**Parts of the exercise**.
1. Collect every line of the records that contains the string "text".
2. Extend the elk burger steak thread below, picking up right after its final sentence.

**Excerpt**.
# Elk Burger Steaks - Quick Friday Night Dinner



## smokinhusker (Jan 30, 2012)

I got the idea from the great looking Hamburger Steaks posted by Raptor700 (Thank you)   http://www.smokingmeatforums.com/t/116555/hamburger-steak-qview

Instead of beef I ground up 1.5 lbs elk meat and added 3/4 lb ground pork, then seasoned with Worcestershire Black Pepper, Garlic, Dried Minced Onions and some smoked sea salt.








Sorry no picsin between pics, but I smoked with Mesquite at 250* for 1.5 - 2 hours. I made a brown gravy from my homemade prime rib stock and added sauteed onions, mushrooms and peppers to it. Served with boiled buttered potatoes and my homemade macaroni salad. 







Didn't think of a pic until I was in the middle of eating! Sorry. Thanks for looking


----------



## coffee_junkie (Jan 30, 2012)

Nice job! I was liking that post referred to and thinking I should try that too, now I have to!

[Element location data]
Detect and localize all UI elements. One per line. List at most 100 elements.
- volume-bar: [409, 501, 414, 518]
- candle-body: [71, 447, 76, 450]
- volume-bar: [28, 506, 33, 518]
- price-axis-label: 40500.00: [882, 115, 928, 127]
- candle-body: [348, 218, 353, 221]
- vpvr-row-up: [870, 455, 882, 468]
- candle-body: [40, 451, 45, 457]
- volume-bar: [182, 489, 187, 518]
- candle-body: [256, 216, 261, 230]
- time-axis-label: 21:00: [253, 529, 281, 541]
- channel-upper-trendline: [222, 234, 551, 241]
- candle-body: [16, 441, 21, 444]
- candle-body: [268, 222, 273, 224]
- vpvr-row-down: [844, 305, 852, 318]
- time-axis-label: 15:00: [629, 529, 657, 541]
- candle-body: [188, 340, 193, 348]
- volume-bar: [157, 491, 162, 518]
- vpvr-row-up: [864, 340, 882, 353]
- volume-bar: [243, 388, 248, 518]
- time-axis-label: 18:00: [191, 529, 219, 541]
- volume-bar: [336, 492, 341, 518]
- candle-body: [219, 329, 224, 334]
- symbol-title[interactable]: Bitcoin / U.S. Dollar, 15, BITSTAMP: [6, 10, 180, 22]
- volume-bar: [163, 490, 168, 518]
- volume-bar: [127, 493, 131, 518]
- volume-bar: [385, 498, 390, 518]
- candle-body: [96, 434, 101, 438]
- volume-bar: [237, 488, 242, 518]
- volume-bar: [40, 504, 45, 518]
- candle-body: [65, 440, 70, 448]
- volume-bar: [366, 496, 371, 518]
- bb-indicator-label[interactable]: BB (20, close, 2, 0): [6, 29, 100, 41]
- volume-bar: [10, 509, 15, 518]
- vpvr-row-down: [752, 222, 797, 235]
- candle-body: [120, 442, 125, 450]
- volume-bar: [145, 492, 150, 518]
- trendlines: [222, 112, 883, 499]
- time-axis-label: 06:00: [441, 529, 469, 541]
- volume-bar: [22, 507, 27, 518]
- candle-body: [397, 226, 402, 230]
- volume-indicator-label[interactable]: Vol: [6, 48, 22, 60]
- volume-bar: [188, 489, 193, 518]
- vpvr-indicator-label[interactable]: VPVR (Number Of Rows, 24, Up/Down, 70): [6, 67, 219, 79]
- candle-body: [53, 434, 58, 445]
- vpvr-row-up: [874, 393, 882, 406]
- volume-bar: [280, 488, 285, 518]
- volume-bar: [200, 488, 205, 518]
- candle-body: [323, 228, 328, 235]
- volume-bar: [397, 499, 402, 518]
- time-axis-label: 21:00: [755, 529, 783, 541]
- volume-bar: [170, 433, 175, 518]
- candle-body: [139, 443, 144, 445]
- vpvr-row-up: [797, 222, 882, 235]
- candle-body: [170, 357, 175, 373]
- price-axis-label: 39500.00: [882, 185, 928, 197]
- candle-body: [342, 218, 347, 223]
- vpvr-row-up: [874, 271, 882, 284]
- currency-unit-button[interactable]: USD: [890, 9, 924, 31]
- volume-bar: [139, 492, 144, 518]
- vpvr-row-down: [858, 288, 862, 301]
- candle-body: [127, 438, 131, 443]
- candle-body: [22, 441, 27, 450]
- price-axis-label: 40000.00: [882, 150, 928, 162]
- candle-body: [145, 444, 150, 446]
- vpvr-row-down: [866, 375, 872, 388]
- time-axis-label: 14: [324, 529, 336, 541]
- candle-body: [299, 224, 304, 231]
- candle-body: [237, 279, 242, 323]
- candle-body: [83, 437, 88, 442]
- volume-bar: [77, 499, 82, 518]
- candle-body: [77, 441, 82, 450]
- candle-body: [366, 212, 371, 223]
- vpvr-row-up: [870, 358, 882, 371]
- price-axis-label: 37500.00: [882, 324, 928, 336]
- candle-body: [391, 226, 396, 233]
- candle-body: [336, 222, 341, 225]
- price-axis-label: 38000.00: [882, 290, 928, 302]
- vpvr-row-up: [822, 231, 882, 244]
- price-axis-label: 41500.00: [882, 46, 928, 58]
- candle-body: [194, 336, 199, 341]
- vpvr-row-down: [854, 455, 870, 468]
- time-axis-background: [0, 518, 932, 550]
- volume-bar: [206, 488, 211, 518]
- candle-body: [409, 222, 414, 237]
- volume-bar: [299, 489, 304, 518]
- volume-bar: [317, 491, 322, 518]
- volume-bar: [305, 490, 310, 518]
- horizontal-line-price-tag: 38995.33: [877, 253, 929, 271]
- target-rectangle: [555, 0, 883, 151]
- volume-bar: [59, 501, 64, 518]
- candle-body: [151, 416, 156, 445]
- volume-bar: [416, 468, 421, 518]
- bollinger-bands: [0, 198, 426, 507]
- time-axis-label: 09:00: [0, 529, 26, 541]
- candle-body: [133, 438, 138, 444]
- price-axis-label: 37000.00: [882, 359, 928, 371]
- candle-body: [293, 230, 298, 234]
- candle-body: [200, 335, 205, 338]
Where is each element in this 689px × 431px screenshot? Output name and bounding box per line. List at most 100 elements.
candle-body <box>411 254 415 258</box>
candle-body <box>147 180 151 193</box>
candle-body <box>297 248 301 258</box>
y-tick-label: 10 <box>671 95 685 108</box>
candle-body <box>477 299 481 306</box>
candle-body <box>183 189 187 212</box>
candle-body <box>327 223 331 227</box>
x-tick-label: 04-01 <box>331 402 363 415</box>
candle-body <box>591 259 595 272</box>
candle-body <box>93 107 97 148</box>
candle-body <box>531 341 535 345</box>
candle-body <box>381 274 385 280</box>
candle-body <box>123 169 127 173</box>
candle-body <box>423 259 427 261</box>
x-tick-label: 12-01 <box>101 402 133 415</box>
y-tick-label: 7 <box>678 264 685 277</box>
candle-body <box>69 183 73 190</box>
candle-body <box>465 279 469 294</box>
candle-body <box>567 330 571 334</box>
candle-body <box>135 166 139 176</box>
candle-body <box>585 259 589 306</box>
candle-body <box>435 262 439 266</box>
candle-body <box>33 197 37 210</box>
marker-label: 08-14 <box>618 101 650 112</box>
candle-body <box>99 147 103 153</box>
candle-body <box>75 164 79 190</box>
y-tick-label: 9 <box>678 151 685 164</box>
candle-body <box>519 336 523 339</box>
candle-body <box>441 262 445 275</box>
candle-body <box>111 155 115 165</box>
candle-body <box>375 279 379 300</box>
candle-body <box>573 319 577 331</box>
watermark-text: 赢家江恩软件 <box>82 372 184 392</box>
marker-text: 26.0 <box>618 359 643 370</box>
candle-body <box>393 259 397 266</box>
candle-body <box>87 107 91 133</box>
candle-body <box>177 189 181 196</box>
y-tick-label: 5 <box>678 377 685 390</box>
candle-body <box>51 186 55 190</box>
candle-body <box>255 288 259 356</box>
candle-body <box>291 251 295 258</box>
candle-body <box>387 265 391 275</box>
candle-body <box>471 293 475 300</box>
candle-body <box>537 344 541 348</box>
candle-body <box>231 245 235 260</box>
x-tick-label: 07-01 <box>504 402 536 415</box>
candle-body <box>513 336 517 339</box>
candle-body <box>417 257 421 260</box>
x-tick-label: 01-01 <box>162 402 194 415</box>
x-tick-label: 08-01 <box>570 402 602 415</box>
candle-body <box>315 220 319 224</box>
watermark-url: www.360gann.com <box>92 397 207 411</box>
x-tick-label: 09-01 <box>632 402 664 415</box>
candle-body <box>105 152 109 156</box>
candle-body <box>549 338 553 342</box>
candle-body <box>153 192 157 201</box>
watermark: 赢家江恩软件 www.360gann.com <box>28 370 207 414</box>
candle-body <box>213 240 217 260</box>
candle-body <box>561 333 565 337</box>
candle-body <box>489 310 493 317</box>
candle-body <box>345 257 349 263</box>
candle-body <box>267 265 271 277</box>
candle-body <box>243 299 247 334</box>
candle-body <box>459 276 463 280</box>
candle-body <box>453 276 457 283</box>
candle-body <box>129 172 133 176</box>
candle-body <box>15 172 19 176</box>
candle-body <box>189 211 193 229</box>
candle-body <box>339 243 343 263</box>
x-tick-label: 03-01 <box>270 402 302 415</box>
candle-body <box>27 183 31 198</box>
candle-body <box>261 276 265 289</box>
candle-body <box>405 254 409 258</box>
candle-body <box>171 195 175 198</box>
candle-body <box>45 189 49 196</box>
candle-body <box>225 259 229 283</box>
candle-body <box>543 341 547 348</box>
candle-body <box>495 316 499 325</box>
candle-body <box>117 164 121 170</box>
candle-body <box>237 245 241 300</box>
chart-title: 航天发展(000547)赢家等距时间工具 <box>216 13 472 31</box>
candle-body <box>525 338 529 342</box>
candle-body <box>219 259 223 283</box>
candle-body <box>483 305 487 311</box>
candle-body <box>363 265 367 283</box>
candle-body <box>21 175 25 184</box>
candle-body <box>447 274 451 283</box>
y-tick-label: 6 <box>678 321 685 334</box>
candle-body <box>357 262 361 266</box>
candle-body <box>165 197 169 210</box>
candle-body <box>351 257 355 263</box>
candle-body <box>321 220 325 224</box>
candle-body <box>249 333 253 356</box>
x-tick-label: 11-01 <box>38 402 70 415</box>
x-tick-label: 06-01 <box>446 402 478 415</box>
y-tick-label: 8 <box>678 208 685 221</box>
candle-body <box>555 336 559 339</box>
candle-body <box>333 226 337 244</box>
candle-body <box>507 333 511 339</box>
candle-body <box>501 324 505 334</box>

**Responses by task**.
1.
watermark-text: 赢家江恩软件 <box>82 372 184 392</box>
marker-text: 26.0 <box>618 359 643 370</box>

2.
----------



## adiochiro3 (Jan 30, 2012)

glad you remembered the pic just in time!!  Looks like a great meal!


----------



## smokinhusker (Jan 30, 2012)

Quick, easy and filling...comfort food in my book. Thanks all!


----------



## so ms smoker (Jan 31, 2012)

Awesome!  Just goes to show you CAN smoke anything! Think I will try some deer burgers.

Mike


----------



## SmokinAl (Jan 31, 2012)

Nice looking plate!


----------



## smokinhusker (Jan 31, 2012)

They were so good and hubby said he can eat those anytime!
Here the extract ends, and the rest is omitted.